* [Supplied records]:
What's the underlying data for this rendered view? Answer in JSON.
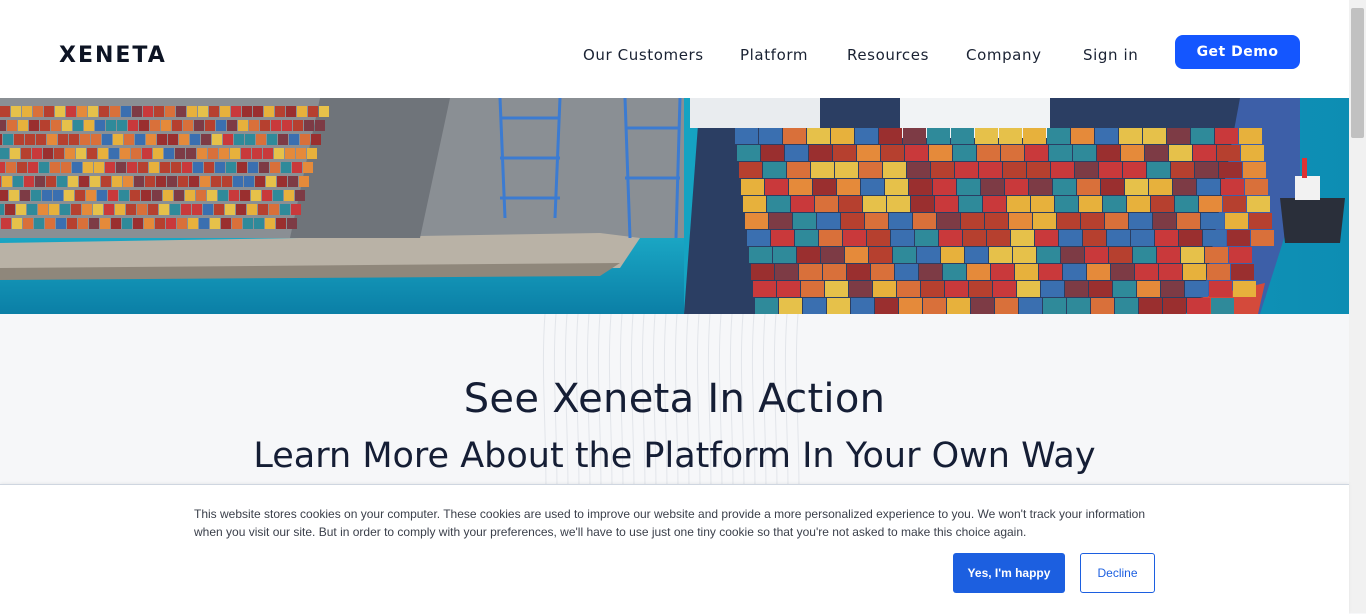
{
  "header": {
    "logo": "XENETA",
    "nav": [
      "Our Customers",
      "Platform",
      "Resources",
      "Company",
      "Sign in"
    ],
    "cta": "Get Demo"
  },
  "hero": {
    "image": "container-port-and-cargo-ship-photo"
  },
  "main": {
    "title": "See Xeneta In Action",
    "subtitle": "Learn More About the Platform In Your Own Way"
  },
  "cookie_banner": {
    "text": "This website stores cookies on your computer. These cookies are used to improve our website and provide a more personalized experience to you. We won't track your information when you visit our site. But in order to comply with your preferences, we'll have to use just one tiny cookie so that you're not asked to make this choice again.",
    "accept": "Yes, I'm happy",
    "decline": "Decline"
  },
  "colors": {
    "brand_blue": "#1456ff",
    "cookie_blue": "#1c5fe0",
    "heading": "#151e35"
  }
}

* [Task to complete]: Locate the word "this" in the entries, and copy every line where it is found.

* [Answer to the exercise]:
What's the underlying data for this rendered view? Answer in JSON.
    "text": "This website stores cookies on your computer. These cookies are used to improve our website and provide a more personalized experience to you. We won't track your information when you visit our site. But in order to comply with your preferences, we'll have to use just one tiny cookie so that you're not asked to make this choice again.",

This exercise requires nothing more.